:: Required task ::
Gather all lines with "债市整体偏强震荡" from the records.

═════ The input ═════

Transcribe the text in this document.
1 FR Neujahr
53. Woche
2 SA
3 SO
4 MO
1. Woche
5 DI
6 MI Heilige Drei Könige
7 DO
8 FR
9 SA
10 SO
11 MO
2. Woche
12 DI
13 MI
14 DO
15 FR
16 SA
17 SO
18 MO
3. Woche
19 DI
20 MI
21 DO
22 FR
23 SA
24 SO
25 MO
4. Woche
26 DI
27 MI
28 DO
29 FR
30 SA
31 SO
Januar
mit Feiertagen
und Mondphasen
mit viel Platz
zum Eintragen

═════
═════ The input ═════

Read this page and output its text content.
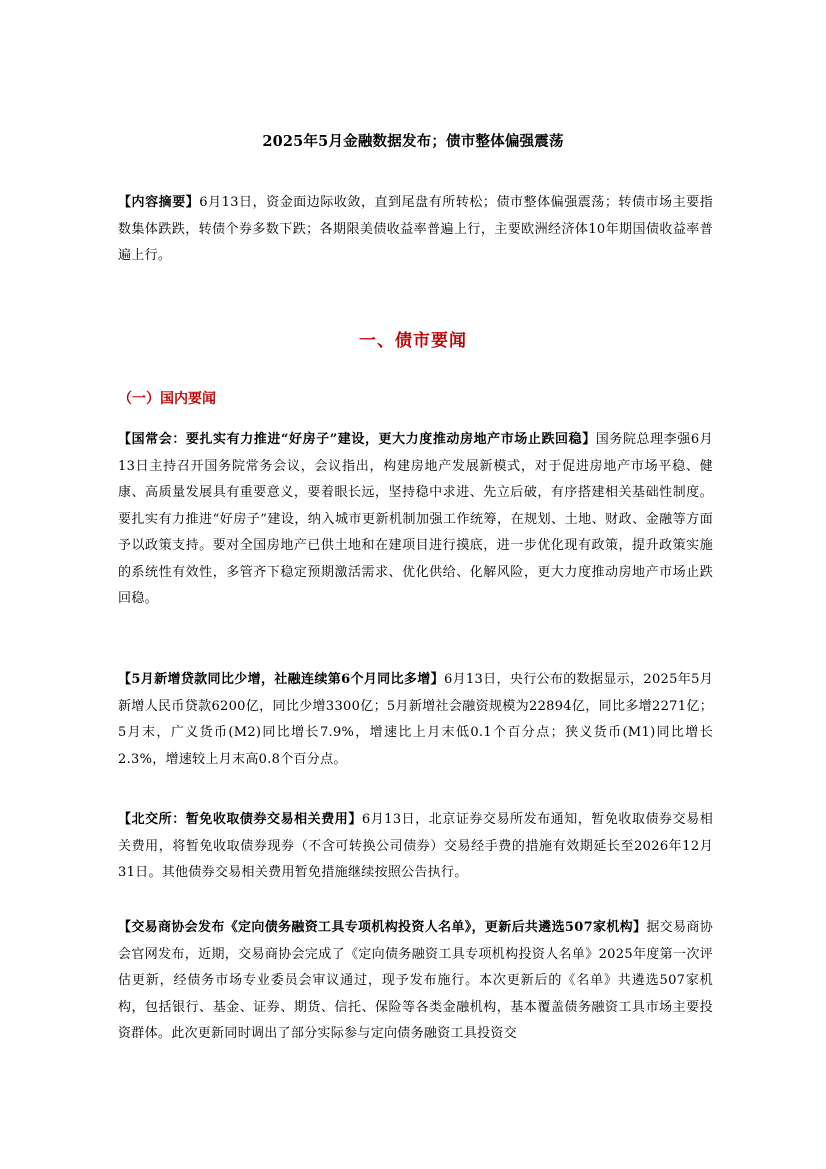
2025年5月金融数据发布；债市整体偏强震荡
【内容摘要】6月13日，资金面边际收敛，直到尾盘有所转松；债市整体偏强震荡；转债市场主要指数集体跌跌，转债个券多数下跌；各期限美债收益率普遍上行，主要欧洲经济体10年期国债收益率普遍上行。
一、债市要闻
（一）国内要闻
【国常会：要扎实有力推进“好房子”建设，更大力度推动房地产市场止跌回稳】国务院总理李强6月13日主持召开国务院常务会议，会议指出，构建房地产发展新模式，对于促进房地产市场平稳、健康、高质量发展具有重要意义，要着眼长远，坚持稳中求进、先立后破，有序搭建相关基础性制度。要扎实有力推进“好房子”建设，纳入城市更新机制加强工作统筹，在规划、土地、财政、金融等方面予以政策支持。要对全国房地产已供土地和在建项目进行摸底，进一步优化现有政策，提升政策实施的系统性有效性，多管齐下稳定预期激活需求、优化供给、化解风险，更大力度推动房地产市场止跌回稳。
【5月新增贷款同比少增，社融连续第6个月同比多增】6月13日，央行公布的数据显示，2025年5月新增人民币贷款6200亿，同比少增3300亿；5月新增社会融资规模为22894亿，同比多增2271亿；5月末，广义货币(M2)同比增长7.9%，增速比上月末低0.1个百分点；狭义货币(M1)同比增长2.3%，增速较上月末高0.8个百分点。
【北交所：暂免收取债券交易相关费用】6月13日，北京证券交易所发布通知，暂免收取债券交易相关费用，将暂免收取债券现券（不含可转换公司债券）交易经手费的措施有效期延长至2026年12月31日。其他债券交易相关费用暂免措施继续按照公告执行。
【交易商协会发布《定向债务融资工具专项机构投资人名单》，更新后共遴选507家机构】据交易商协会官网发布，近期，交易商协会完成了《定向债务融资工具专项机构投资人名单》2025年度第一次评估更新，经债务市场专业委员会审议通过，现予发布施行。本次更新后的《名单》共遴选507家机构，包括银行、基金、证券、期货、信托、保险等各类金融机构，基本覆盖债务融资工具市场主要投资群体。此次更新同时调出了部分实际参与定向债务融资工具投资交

═════

:: Output below ::
2025年5月金融数据发布；债市整体偏强震荡
【内容摘要】6月13日，资金面边际收敛，直到尾盘有所转松；债市整体偏强震荡；转债市场主要指数集体跌跌，转债个券多数下跌；各期限美债收益率普遍上行，主要欧洲经济体10年期国债收益率普遍上行。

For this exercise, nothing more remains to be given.